When Our Work Trade-Offs Become Far Too Personal
August 22, 2022
"Don't get so busy making a living that you forget to make a life."
(Dolly Parton)
My last post touched on the concept of trade-offs. The idea of trade-offs seems so obvious and simple that one can easily miss out on just how powerful it can be. A trade-off is basically a choice. Whenever we say yes to something, we are saying no to other things. When we say yes to purchasing one thing, we are saying no to all the other things we could buy with that same dollar amount. When we say yes to spending time with some people, we are saying no to time with others. When we say yes to working on one task or attending one meeting, we are saying no to other tasks or meetings. Again, it's really quite simple.
And yet, more often than not, we do not make these choices consciously. We aren't thoughtful or intentional about them. We don't take a handful of seconds or minutes to look at the options in front of us and choose. Rather, we move through our days leaving these decisions either to our unconscious habits (e.g. keeping our email window open to allow for constant distraction or blindly accepting every meeting invite that finds its way to us), or to other people and what they think is most important for us to be doing at any given moment in time.

Problem description -> In the post on work trade-offs, what does the writer say a trade-off basically is?

Data rows ->
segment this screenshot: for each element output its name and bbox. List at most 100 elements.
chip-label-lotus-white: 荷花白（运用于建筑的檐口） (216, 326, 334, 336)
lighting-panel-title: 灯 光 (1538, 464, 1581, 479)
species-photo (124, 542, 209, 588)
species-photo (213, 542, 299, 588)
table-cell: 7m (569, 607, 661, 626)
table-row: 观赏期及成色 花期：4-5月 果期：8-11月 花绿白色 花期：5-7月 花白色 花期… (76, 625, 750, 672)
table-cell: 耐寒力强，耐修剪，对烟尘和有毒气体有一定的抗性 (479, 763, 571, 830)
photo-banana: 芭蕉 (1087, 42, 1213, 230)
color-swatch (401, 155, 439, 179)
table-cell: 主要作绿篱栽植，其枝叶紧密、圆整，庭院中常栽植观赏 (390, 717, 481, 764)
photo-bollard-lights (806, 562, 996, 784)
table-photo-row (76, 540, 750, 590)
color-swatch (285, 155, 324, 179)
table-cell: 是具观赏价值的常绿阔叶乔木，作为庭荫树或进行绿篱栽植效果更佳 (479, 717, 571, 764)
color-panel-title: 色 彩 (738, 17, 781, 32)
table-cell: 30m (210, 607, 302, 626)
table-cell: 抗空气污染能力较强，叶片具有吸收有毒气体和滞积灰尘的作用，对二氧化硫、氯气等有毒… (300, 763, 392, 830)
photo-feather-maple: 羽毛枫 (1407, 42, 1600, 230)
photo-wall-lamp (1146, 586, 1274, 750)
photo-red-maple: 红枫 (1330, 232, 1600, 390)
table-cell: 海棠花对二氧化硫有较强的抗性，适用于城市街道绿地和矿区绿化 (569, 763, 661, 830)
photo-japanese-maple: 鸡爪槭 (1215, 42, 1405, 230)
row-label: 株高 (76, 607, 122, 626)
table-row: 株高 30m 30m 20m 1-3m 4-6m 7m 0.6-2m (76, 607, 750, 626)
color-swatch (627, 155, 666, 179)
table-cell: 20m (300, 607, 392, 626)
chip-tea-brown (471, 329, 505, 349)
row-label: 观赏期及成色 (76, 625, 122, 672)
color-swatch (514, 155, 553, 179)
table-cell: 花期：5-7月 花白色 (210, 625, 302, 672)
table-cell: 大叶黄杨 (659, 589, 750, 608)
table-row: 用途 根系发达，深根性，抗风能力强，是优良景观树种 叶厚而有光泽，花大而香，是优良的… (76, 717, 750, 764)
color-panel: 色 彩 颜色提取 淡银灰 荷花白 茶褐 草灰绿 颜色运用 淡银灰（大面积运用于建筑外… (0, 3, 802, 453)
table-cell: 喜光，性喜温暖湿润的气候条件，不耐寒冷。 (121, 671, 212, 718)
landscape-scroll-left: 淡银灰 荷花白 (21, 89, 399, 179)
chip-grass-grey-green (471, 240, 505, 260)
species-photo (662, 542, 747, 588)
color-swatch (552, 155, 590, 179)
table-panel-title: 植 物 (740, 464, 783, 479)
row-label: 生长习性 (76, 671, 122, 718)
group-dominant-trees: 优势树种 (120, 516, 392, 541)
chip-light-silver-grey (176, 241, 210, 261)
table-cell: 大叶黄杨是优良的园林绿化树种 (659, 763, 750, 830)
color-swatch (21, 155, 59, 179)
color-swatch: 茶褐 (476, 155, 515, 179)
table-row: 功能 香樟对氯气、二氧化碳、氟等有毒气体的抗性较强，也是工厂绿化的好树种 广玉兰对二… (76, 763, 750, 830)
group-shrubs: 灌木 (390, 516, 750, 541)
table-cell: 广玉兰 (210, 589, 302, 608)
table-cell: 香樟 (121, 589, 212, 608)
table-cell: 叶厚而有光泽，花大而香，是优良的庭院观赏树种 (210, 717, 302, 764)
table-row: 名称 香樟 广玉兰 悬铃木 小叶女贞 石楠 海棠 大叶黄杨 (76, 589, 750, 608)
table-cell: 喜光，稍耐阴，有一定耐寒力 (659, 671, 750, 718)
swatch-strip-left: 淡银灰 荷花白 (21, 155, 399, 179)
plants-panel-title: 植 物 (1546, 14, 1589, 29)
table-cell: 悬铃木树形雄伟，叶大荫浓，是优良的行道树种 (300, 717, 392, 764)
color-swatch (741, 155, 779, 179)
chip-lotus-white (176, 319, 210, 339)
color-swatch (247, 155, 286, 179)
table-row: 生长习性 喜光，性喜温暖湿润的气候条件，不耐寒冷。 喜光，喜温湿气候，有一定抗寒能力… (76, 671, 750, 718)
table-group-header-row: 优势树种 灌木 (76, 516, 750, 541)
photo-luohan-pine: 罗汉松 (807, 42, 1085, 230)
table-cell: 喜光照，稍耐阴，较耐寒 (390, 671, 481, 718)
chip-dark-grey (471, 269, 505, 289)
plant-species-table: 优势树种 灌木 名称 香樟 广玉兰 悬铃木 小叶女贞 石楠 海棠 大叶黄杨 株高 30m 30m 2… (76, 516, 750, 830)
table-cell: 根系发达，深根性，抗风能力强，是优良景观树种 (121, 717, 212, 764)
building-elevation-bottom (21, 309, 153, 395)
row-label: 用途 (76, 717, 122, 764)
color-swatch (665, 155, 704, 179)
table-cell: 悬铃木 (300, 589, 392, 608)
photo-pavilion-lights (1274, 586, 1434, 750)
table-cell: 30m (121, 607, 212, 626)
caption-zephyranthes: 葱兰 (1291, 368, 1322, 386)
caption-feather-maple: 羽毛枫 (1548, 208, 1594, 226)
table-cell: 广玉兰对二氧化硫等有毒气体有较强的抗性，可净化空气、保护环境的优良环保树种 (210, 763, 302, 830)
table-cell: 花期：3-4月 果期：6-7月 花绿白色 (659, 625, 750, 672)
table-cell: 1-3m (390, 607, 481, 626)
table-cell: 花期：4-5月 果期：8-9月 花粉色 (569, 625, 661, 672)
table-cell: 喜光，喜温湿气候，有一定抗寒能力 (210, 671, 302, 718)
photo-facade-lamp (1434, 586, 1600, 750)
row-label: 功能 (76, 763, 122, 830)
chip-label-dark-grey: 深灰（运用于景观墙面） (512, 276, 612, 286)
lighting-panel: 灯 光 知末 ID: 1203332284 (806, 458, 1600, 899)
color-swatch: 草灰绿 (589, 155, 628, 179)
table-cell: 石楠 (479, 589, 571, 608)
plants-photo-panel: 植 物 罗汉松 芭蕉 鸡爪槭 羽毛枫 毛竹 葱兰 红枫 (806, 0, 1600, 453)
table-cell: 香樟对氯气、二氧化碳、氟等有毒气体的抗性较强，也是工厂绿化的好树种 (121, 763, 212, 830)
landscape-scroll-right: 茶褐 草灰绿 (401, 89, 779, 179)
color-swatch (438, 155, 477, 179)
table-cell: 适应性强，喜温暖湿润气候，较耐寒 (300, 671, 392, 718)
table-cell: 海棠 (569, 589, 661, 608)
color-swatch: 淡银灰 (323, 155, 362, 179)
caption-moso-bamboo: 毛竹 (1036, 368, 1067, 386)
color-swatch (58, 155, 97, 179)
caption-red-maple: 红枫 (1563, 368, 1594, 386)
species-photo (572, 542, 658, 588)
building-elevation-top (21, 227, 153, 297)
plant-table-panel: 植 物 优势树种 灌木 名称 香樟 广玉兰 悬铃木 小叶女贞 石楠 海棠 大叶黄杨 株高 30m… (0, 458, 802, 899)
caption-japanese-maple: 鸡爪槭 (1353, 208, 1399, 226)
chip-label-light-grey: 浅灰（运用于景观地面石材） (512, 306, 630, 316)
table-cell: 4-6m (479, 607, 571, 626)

Response to the task -> A choice.